» **Written exercise**
Nothing in the data should change when you return it, but leave the pictures out.

(Dataset rows)
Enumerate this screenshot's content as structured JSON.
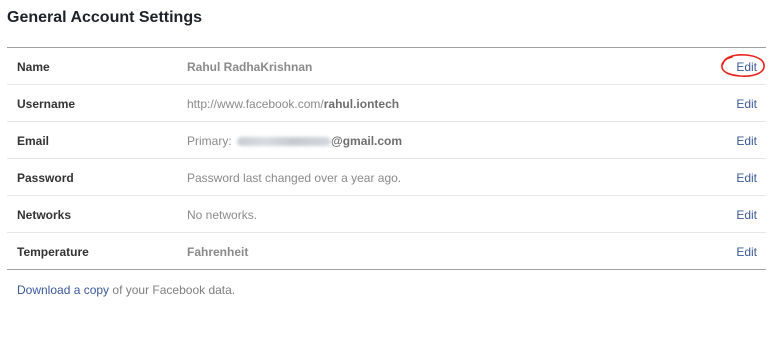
{
  "page": {
    "title": "General Account Settings"
  },
  "settings": [
    {
      "label": "Name",
      "value": "Rahul RadhaKrishnan",
      "action": "Edit"
    },
    {
      "label": "Username",
      "value_prefix": "http://www.facebook.com/",
      "value_strong": "rahul.iontech",
      "action": "Edit"
    },
    {
      "label": "Email",
      "value_prefix": "Primary: ",
      "value_strong": "@gmail.com",
      "action": "Edit"
    },
    {
      "label": "Password",
      "value": "Password last changed over a year ago.",
      "action": "Edit"
    },
    {
      "label": "Networks",
      "value": "No networks.",
      "action": "Edit"
    },
    {
      "label": "Temperature",
      "value": "Fahrenheit",
      "action": "Edit"
    }
  ],
  "footer": {
    "link_text": "Download a copy",
    "suffix_text": " of your Facebook data."
  },
  "colors": {
    "link": "#3b5998",
    "annotation_circle": "#e8221b"
  }
}
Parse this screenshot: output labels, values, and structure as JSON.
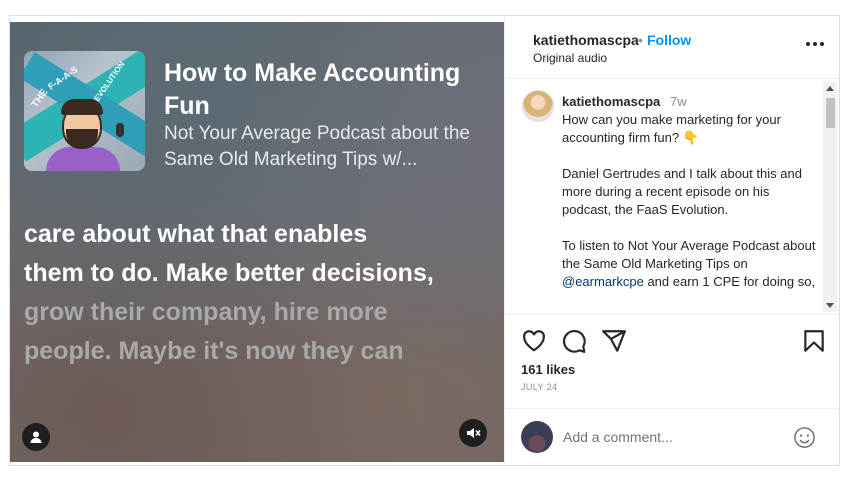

» **Task output**
Enumerate this screenshot's content as structured JSON.
{
  "page": {
    "title": "General Account Settings"
  },
  "settings": [
    {
      "label": "Name",
      "value": "Rahul RadhaKrishnan",
      "action": "Edit"
    },
    {
      "label": "Username",
      "value_prefix": "http://www.facebook.com/",
      "value_strong": "rahul.iontech",
      "action": "Edit"
    },
    {
      "label": "Email",
      "value_prefix": "Primary: ",
      "value_strong": "@gmail.com",
      "action": "Edit"
    },
    {
      "label": "Password",
      "value": "Password last changed over a year ago.",
      "action": "Edit"
    },
    {
      "label": "Networks",
      "value": "No networks.",
      "action": "Edit"
    },
    {
      "label": "Temperature",
      "value": "Fahrenheit",
      "action": "Edit"
    }
  ],
  "footer": {
    "link_text": "Download a copy",
    "suffix_text": " of your Facebook data."
  },
  "colors": {
    "link": "#3b5998",
    "annotation_circle": "#e8221b"
  }
}
Parse this screenshot: output labels, values, and structure as JSON.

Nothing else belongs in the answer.